Entries taken from a collection
***

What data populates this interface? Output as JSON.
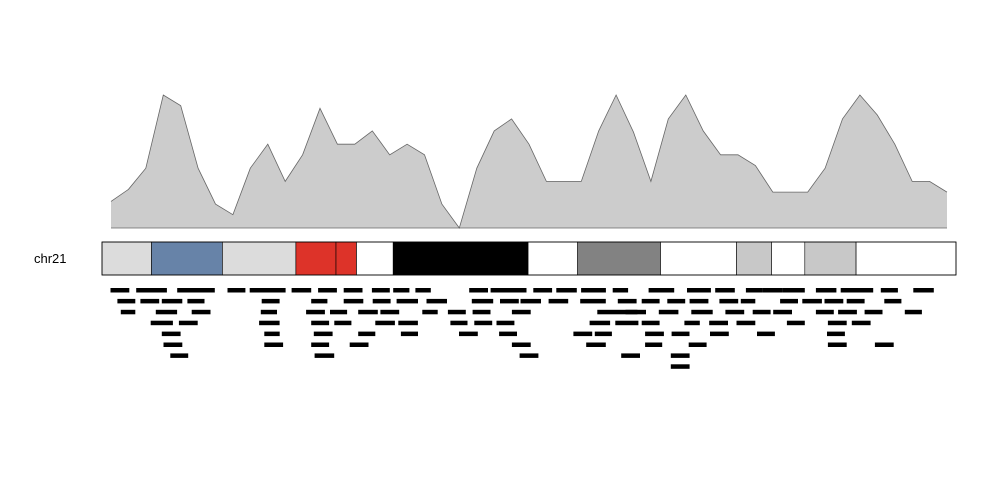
{
  "chromosome": {
    "name": "chr21",
    "label": "chr21"
  },
  "chart_data": {
    "type": "area",
    "coverage": {
      "values": [
        0.2,
        0.29,
        0.45,
        1.0,
        0.92,
        0.45,
        0.18,
        0.1,
        0.45,
        0.63,
        0.35,
        0.55,
        0.9,
        0.63,
        0.63,
        0.73,
        0.55,
        0.63,
        0.55,
        0.18,
        0.0,
        0.45,
        0.73,
        0.82,
        0.63,
        0.35,
        0.35,
        0.35,
        0.73,
        1.0,
        0.72,
        0.35,
        0.82,
        1.0,
        0.73,
        0.55,
        0.55,
        0.47,
        0.27,
        0.27,
        0.27,
        0.45,
        0.82,
        1.0,
        0.85,
        0.63,
        0.35,
        0.35,
        0.27
      ],
      "fill": "#cccccc",
      "stroke": "#666666"
    },
    "ideogram": {
      "bands": [
        {
          "start": 0.0,
          "end": 0.058,
          "color": "#dcdcdc"
        },
        {
          "start": 0.058,
          "end": 0.141,
          "color": "#6783a8"
        },
        {
          "start": 0.141,
          "end": 0.227,
          "color": "#dcdcdc"
        },
        {
          "start": 0.227,
          "end": 0.274,
          "color": "#dd3329"
        },
        {
          "start": 0.274,
          "end": 0.298,
          "color": "#dd3329"
        },
        {
          "start": 0.298,
          "end": 0.341,
          "color": "#ffffff"
        },
        {
          "start": 0.341,
          "end": 0.499,
          "color": "#000000"
        },
        {
          "start": 0.499,
          "end": 0.557,
          "color": "#ffffff"
        },
        {
          "start": 0.557,
          "end": 0.654,
          "color": "#828282"
        },
        {
          "start": 0.654,
          "end": 0.743,
          "color": "#ffffff"
        },
        {
          "start": 0.743,
          "end": 0.784,
          "color": "#c8c8c8"
        },
        {
          "start": 0.784,
          "end": 0.823,
          "color": "#ffffff"
        },
        {
          "start": 0.823,
          "end": 0.883,
          "color": "#c8c8c8"
        },
        {
          "start": 0.883,
          "end": 1.0,
          "color": "#ffffff"
        }
      ],
      "border": "#000000"
    },
    "features": {
      "color": "#000000",
      "rows": [
        [
          [
            0.01,
            0.032
          ],
          [
            0.04,
            0.076
          ],
          [
            0.088,
            0.132
          ],
          [
            0.147,
            0.168
          ],
          [
            0.173,
            0.215
          ],
          [
            0.222,
            0.245
          ],
          [
            0.253,
            0.275
          ],
          [
            0.283,
            0.305
          ],
          [
            0.316,
            0.337
          ],
          [
            0.341,
            0.36
          ],
          [
            0.367,
            0.385
          ],
          [
            0.43,
            0.452
          ],
          [
            0.455,
            0.497
          ],
          [
            0.505,
            0.527
          ],
          [
            0.532,
            0.556
          ],
          [
            0.561,
            0.59
          ],
          [
            0.598,
            0.616
          ],
          [
            0.64,
            0.67
          ],
          [
            0.685,
            0.713
          ],
          [
            0.718,
            0.741
          ],
          [
            0.754,
            0.773
          ],
          [
            0.773,
            0.797
          ],
          [
            0.797,
            0.823
          ],
          [
            0.836,
            0.86
          ],
          [
            0.865,
            0.903
          ],
          [
            0.912,
            0.932
          ],
          [
            0.95,
            0.974
          ]
        ],
        [
          [
            0.018,
            0.039
          ],
          [
            0.045,
            0.067
          ],
          [
            0.07,
            0.094
          ],
          [
            0.1,
            0.12
          ],
          [
            0.187,
            0.208
          ],
          [
            0.245,
            0.264
          ],
          [
            0.283,
            0.306
          ],
          [
            0.317,
            0.338
          ],
          [
            0.345,
            0.37
          ],
          [
            0.38,
            0.404
          ],
          [
            0.433,
            0.458
          ],
          [
            0.466,
            0.488
          ],
          [
            0.49,
            0.514
          ],
          [
            0.523,
            0.546
          ],
          [
            0.56,
            0.59
          ],
          [
            0.604,
            0.626
          ],
          [
            0.632,
            0.653
          ],
          [
            0.662,
            0.683
          ],
          [
            0.688,
            0.71
          ],
          [
            0.723,
            0.745
          ],
          [
            0.748,
            0.765
          ],
          [
            0.794,
            0.815
          ],
          [
            0.82,
            0.843
          ],
          [
            0.846,
            0.868
          ],
          [
            0.872,
            0.893
          ],
          [
            0.916,
            0.936
          ]
        ],
        [
          [
            0.022,
            0.039
          ],
          [
            0.063,
            0.088
          ],
          [
            0.105,
            0.127
          ],
          [
            0.186,
            0.205
          ],
          [
            0.239,
            0.261
          ],
          [
            0.267,
            0.287
          ],
          [
            0.3,
            0.323
          ],
          [
            0.326,
            0.348
          ],
          [
            0.375,
            0.393
          ],
          [
            0.405,
            0.426
          ],
          [
            0.434,
            0.455
          ],
          [
            0.48,
            0.502
          ],
          [
            0.58,
            0.627
          ],
          [
            0.613,
            0.637
          ],
          [
            0.652,
            0.675
          ],
          [
            0.69,
            0.715
          ],
          [
            0.73,
            0.752
          ],
          [
            0.762,
            0.783
          ],
          [
            0.786,
            0.808
          ],
          [
            0.836,
            0.857
          ],
          [
            0.862,
            0.884
          ],
          [
            0.893,
            0.914
          ],
          [
            0.94,
            0.96
          ]
        ],
        [
          [
            0.057,
            0.083
          ],
          [
            0.09,
            0.112
          ],
          [
            0.184,
            0.208
          ],
          [
            0.245,
            0.266
          ],
          [
            0.272,
            0.292
          ],
          [
            0.32,
            0.343
          ],
          [
            0.347,
            0.37
          ],
          [
            0.408,
            0.428
          ],
          [
            0.436,
            0.457
          ],
          [
            0.462,
            0.483
          ],
          [
            0.571,
            0.595
          ],
          [
            0.601,
            0.628
          ],
          [
            0.632,
            0.653
          ],
          [
            0.682,
            0.7
          ],
          [
            0.711,
            0.733
          ],
          [
            0.743,
            0.765
          ],
          [
            0.802,
            0.823
          ],
          [
            0.85,
            0.872
          ],
          [
            0.878,
            0.9
          ]
        ],
        [
          [
            0.07,
            0.092
          ],
          [
            0.19,
            0.208
          ],
          [
            0.248,
            0.27
          ],
          [
            0.3,
            0.32
          ],
          [
            0.35,
            0.37
          ],
          [
            0.418,
            0.44
          ],
          [
            0.465,
            0.486
          ],
          [
            0.552,
            0.574
          ],
          [
            0.577,
            0.597
          ],
          [
            0.636,
            0.658
          ],
          [
            0.667,
            0.688
          ],
          [
            0.712,
            0.734
          ],
          [
            0.767,
            0.788
          ],
          [
            0.849,
            0.87
          ]
        ],
        [
          [
            0.072,
            0.094
          ],
          [
            0.19,
            0.212
          ],
          [
            0.245,
            0.266
          ],
          [
            0.29,
            0.312
          ],
          [
            0.48,
            0.502
          ],
          [
            0.567,
            0.59
          ],
          [
            0.636,
            0.656
          ],
          [
            0.687,
            0.708
          ],
          [
            0.85,
            0.872
          ],
          [
            0.905,
            0.927
          ]
        ],
        [
          [
            0.08,
            0.101
          ],
          [
            0.249,
            0.272
          ],
          [
            0.489,
            0.511
          ],
          [
            0.608,
            0.63
          ],
          [
            0.666,
            0.688
          ]
        ],
        [
          [
            0.666,
            0.688
          ]
        ]
      ]
    }
  }
}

***

* **To do**
Reproduce all of the material exactly, apart from the pictures.

* **Solved exercise**
What data populates this interface? Output as JSON.
{
  "chromosome": {
    "name": "chr21",
    "label": "chr21"
  },
  "chart_data": {
    "type": "area",
    "coverage": {
      "values": [
        0.2,
        0.29,
        0.45,
        1.0,
        0.92,
        0.45,
        0.18,
        0.1,
        0.45,
        0.63,
        0.35,
        0.55,
        0.9,
        0.63,
        0.63,
        0.73,
        0.55,
        0.63,
        0.55,
        0.18,
        0.0,
        0.45,
        0.73,
        0.82,
        0.63,
        0.35,
        0.35,
        0.35,
        0.73,
        1.0,
        0.72,
        0.35,
        0.82,
        1.0,
        0.73,
        0.55,
        0.55,
        0.47,
        0.27,
        0.27,
        0.27,
        0.45,
        0.82,
        1.0,
        0.85,
        0.63,
        0.35,
        0.35,
        0.27
      ],
      "fill": "#cccccc",
      "stroke": "#666666"
    },
    "ideogram": {
      "bands": [
        {
          "start": 0.0,
          "end": 0.058,
          "color": "#dcdcdc"
        },
        {
          "start": 0.058,
          "end": 0.141,
          "color": "#6783a8"
        },
        {
          "start": 0.141,
          "end": 0.227,
          "color": "#dcdcdc"
        },
        {
          "start": 0.227,
          "end": 0.274,
          "color": "#dd3329"
        },
        {
          "start": 0.274,
          "end": 0.298,
          "color": "#dd3329"
        },
        {
          "start": 0.298,
          "end": 0.341,
          "color": "#ffffff"
        },
        {
          "start": 0.341,
          "end": 0.499,
          "color": "#000000"
        },
        {
          "start": 0.499,
          "end": 0.557,
          "color": "#ffffff"
        },
        {
          "start": 0.557,
          "end": 0.654,
          "color": "#828282"
        },
        {
          "start": 0.654,
          "end": 0.743,
          "color": "#ffffff"
        },
        {
          "start": 0.743,
          "end": 0.784,
          "color": "#c8c8c8"
        },
        {
          "start": 0.784,
          "end": 0.823,
          "color": "#ffffff"
        },
        {
          "start": 0.823,
          "end": 0.883,
          "color": "#c8c8c8"
        },
        {
          "start": 0.883,
          "end": 1.0,
          "color": "#ffffff"
        }
      ],
      "border": "#000000"
    },
    "features": {
      "color": "#000000",
      "rows": [
        [
          [
            0.01,
            0.032
          ],
          [
            0.04,
            0.076
          ],
          [
            0.088,
            0.132
          ],
          [
            0.147,
            0.168
          ],
          [
            0.173,
            0.215
          ],
          [
            0.222,
            0.245
          ],
          [
            0.253,
            0.275
          ],
          [
            0.283,
            0.305
          ],
          [
            0.316,
            0.337
          ],
          [
            0.341,
            0.36
          ],
          [
            0.367,
            0.385
          ],
          [
            0.43,
            0.452
          ],
          [
            0.455,
            0.497
          ],
          [
            0.505,
            0.527
          ],
          [
            0.532,
            0.556
          ],
          [
            0.561,
            0.59
          ],
          [
            0.598,
            0.616
          ],
          [
            0.64,
            0.67
          ],
          [
            0.685,
            0.713
          ],
          [
            0.718,
            0.741
          ],
          [
            0.754,
            0.773
          ],
          [
            0.773,
            0.797
          ],
          [
            0.797,
            0.823
          ],
          [
            0.836,
            0.86
          ],
          [
            0.865,
            0.903
          ],
          [
            0.912,
            0.932
          ],
          [
            0.95,
            0.974
          ]
        ],
        [
          [
            0.018,
            0.039
          ],
          [
            0.045,
            0.067
          ],
          [
            0.07,
            0.094
          ],
          [
            0.1,
            0.12
          ],
          [
            0.187,
            0.208
          ],
          [
            0.245,
            0.264
          ],
          [
            0.283,
            0.306
          ],
          [
            0.317,
            0.338
          ],
          [
            0.345,
            0.37
          ],
          [
            0.38,
            0.404
          ],
          [
            0.433,
            0.458
          ],
          [
            0.466,
            0.488
          ],
          [
            0.49,
            0.514
          ],
          [
            0.523,
            0.546
          ],
          [
            0.56,
            0.59
          ],
          [
            0.604,
            0.626
          ],
          [
            0.632,
            0.653
          ],
          [
            0.662,
            0.683
          ],
          [
            0.688,
            0.71
          ],
          [
            0.723,
            0.745
          ],
          [
            0.748,
            0.765
          ],
          [
            0.794,
            0.815
          ],
          [
            0.82,
            0.843
          ],
          [
            0.846,
            0.868
          ],
          [
            0.872,
            0.893
          ],
          [
            0.916,
            0.936
          ]
        ],
        [
          [
            0.022,
            0.039
          ],
          [
            0.063,
            0.088
          ],
          [
            0.105,
            0.127
          ],
          [
            0.186,
            0.205
          ],
          [
            0.239,
            0.261
          ],
          [
            0.267,
            0.287
          ],
          [
            0.3,
            0.323
          ],
          [
            0.326,
            0.348
          ],
          [
            0.375,
            0.393
          ],
          [
            0.405,
            0.426
          ],
          [
            0.434,
            0.455
          ],
          [
            0.48,
            0.502
          ],
          [
            0.58,
            0.627
          ],
          [
            0.613,
            0.637
          ],
          [
            0.652,
            0.675
          ],
          [
            0.69,
            0.715
          ],
          [
            0.73,
            0.752
          ],
          [
            0.762,
            0.783
          ],
          [
            0.786,
            0.808
          ],
          [
            0.836,
            0.857
          ],
          [
            0.862,
            0.884
          ],
          [
            0.893,
            0.914
          ],
          [
            0.94,
            0.96
          ]
        ],
        [
          [
            0.057,
            0.083
          ],
          [
            0.09,
            0.112
          ],
          [
            0.184,
            0.208
          ],
          [
            0.245,
            0.266
          ],
          [
            0.272,
            0.292
          ],
          [
            0.32,
            0.343
          ],
          [
            0.347,
            0.37
          ],
          [
            0.408,
            0.428
          ],
          [
            0.436,
            0.457
          ],
          [
            0.462,
            0.483
          ],
          [
            0.571,
            0.595
          ],
          [
            0.601,
            0.628
          ],
          [
            0.632,
            0.653
          ],
          [
            0.682,
            0.7
          ],
          [
            0.711,
            0.733
          ],
          [
            0.743,
            0.765
          ],
          [
            0.802,
            0.823
          ],
          [
            0.85,
            0.872
          ],
          [
            0.878,
            0.9
          ]
        ],
        [
          [
            0.07,
            0.092
          ],
          [
            0.19,
            0.208
          ],
          [
            0.248,
            0.27
          ],
          [
            0.3,
            0.32
          ],
          [
            0.35,
            0.37
          ],
          [
            0.418,
            0.44
          ],
          [
            0.465,
            0.486
          ],
          [
            0.552,
            0.574
          ],
          [
            0.577,
            0.597
          ],
          [
            0.636,
            0.658
          ],
          [
            0.667,
            0.688
          ],
          [
            0.712,
            0.734
          ],
          [
            0.767,
            0.788
          ],
          [
            0.849,
            0.87
          ]
        ],
        [
          [
            0.072,
            0.094
          ],
          [
            0.19,
            0.212
          ],
          [
            0.245,
            0.266
          ],
          [
            0.29,
            0.312
          ],
          [
            0.48,
            0.502
          ],
          [
            0.567,
            0.59
          ],
          [
            0.636,
            0.656
          ],
          [
            0.687,
            0.708
          ],
          [
            0.85,
            0.872
          ],
          [
            0.905,
            0.927
          ]
        ],
        [
          [
            0.08,
            0.101
          ],
          [
            0.249,
            0.272
          ],
          [
            0.489,
            0.511
          ],
          [
            0.608,
            0.63
          ],
          [
            0.666,
            0.688
          ]
        ],
        [
          [
            0.666,
            0.688
          ]
        ]
      ]
    }
  }
}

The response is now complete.